» **What the task requires**
Copy each line of the data below exactly, leaving out pictures.
#### Input data ####
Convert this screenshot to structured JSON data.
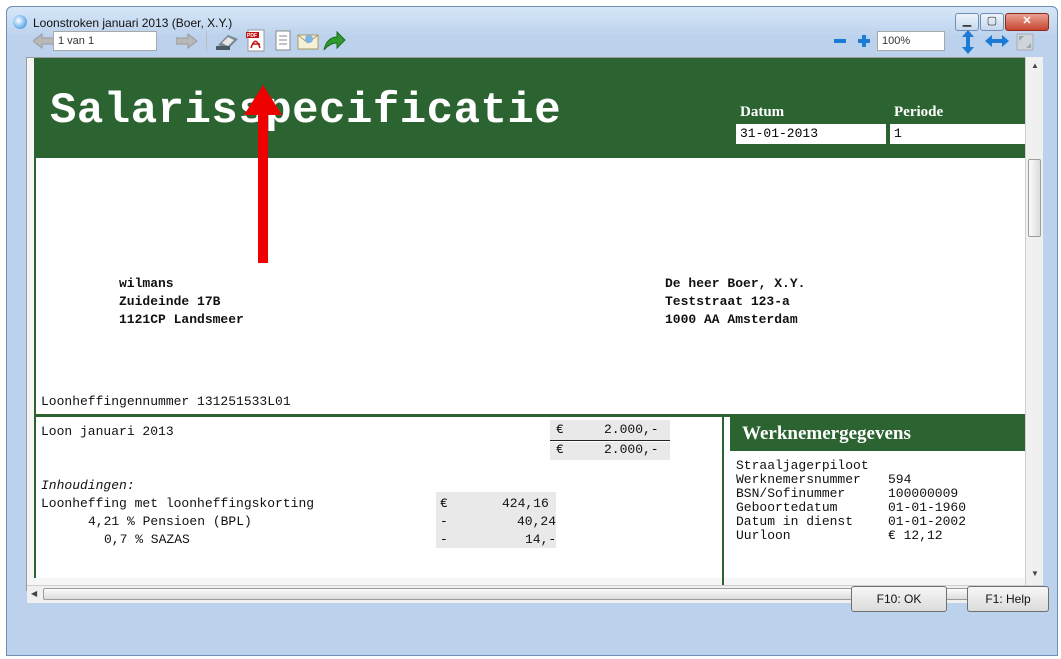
{
  "window": {
    "title": "Loonstroken januari 2013 (Boer, X.Y.)"
  },
  "toolbar": {
    "page_indicator": "1 van 1",
    "zoom": "100%"
  },
  "document": {
    "title": "Salarisspecificatie",
    "datum_label": "Datum",
    "datum_value": "31-01-2013",
    "periode_label": "Periode",
    "periode_value": "1",
    "employer": {
      "name": "wilmans",
      "address": "Zuideinde 17B",
      "city": "1121CP Landsmeer"
    },
    "employee": {
      "name": "De heer Boer, X.Y.",
      "address": "Teststraat 123-a",
      "city": "1000 AA Amsterdam"
    },
    "loonheffing_number": "Loonheffingennummer 131251533L01",
    "lines": {
      "loon_label": "Loon januari 2013",
      "loon_currency": "€",
      "loon_amount": "2.000,-",
      "loon_total_currency": "€",
      "loon_total_amount": "2.000,-",
      "inhoudingen_label": "Inhoudingen:",
      "row1_label": "Loonheffing met loonheffingskorting",
      "row1_sign": "€",
      "row1_amount": "424,16",
      "row2_label": "4,21 % Pensioen (BPL)",
      "row2_sign": "-",
      "row2_amount": "40,24",
      "row3_label": "0,7 % SAZAS",
      "row3_sign": "-",
      "row3_amount": "14,-"
    },
    "werknemer": {
      "heading": "Werknemergegevens",
      "function": "Straaljagerpiloot",
      "rows": [
        {
          "label": "Werknemersnummer",
          "value": "594"
        },
        {
          "label": "BSN/Sofinummer",
          "value": "100000009"
        },
        {
          "label": "Geboortedatum",
          "value": "01-01-1960"
        },
        {
          "label": "Datum in dienst",
          "value": "01-01-2002"
        },
        {
          "label": "Uurloon",
          "value": "€ 12,12"
        }
      ]
    }
  },
  "buttons": {
    "ok": "F10: OK",
    "help": "F1: Help"
  },
  "colors": {
    "header_green": "#2b6431",
    "annotation_red": "#ee0000"
  },
  "icons": [
    "back-arrow-icon",
    "forward-arrow-icon",
    "printer-icon",
    "pdf-icon",
    "document-icon",
    "email-icon",
    "export-arrow-icon",
    "zoom-out-icon",
    "zoom-in-icon",
    "fit-height-icon",
    "fit-width-icon",
    "fit-page-icon"
  ]
}
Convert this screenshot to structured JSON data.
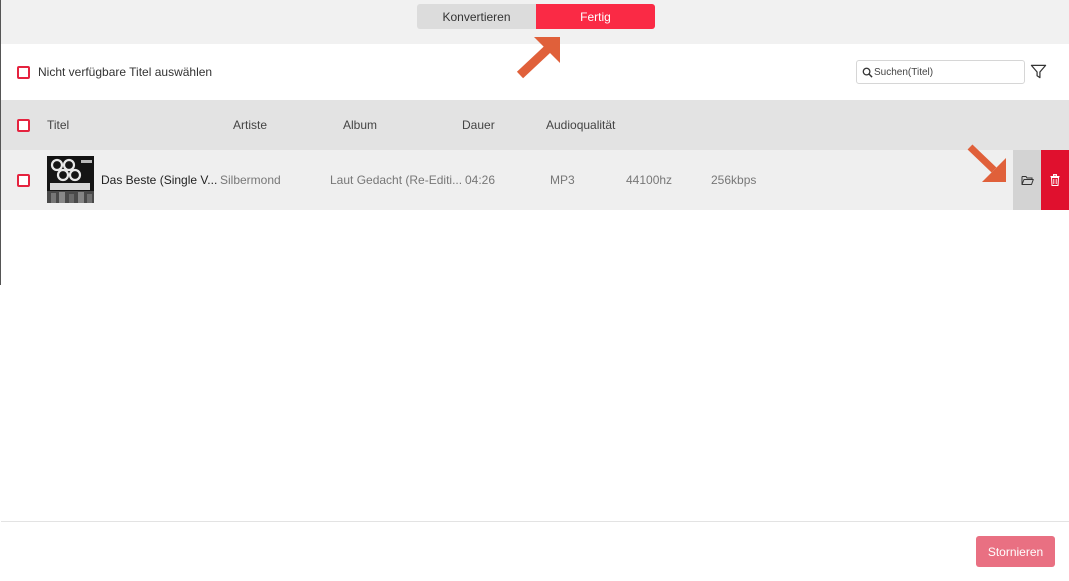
####
» **Reply**
Convert this screenshot to structured JSON data.
{
  "window": {
    "title": "Loonstroken januari 2013 (Boer, X.Y.)"
  },
  "toolbar": {
    "page_indicator": "1 van 1",
    "zoom": "100%"
  },
  "document": {
    "title": "Salarisspecificatie",
    "datum_label": "Datum",
    "datum_value": "31-01-2013",
    "periode_label": "Periode",
    "periode_value": "1",
    "employer": {
      "name": "wilmans",
      "address": "Zuideinde 17B",
      "city": "1121CP Landsmeer"
    },
    "employee": {
      "name": "De heer Boer, X.Y.",
      "address": "Teststraat 123-a",
      "city": "1000 AA Amsterdam"
    },
    "loonheffing_number": "Loonheffingennummer 131251533L01",
    "lines": {
      "loon_label": "Loon januari 2013",
      "loon_currency": "€",
      "loon_amount": "2.000,-",
      "loon_total_currency": "€",
      "loon_total_amount": "2.000,-",
      "inhoudingen_label": "Inhoudingen:",
      "row1_label": "Loonheffing met loonheffingskorting",
      "row1_sign": "€",
      "row1_amount": "424,16",
      "row2_label": "4,21 % Pensioen (BPL)",
      "row2_sign": "-",
      "row2_amount": "40,24",
      "row3_label": "0,7 % SAZAS",
      "row3_sign": "-",
      "row3_amount": "14,-"
    },
    "werknemer": {
      "heading": "Werknemergegevens",
      "function": "Straaljagerpiloot",
      "rows": [
        {
          "label": "Werknemersnummer",
          "value": "594"
        },
        {
          "label": "BSN/Sofinummer",
          "value": "100000009"
        },
        {
          "label": "Geboortedatum",
          "value": "01-01-1960"
        },
        {
          "label": "Datum in dienst",
          "value": "01-01-2002"
        },
        {
          "label": "Uurloon",
          "value": "€ 12,12"
        }
      ]
    }
  },
  "buttons": {
    "ok": "F10: OK",
    "help": "F1: Help"
  },
  "colors": {
    "header_green": "#2b6431",
    "annotation_red": "#ee0000"
  },
  "icons": [
    "back-arrow-icon",
    "forward-arrow-icon",
    "printer-icon",
    "pdf-icon",
    "document-icon",
    "email-icon",
    "export-arrow-icon",
    "zoom-out-icon",
    "zoom-in-icon",
    "fit-height-icon",
    "fit-width-icon",
    "fit-page-icon"
  ]
}
Convert this screenshot to structured JSON data.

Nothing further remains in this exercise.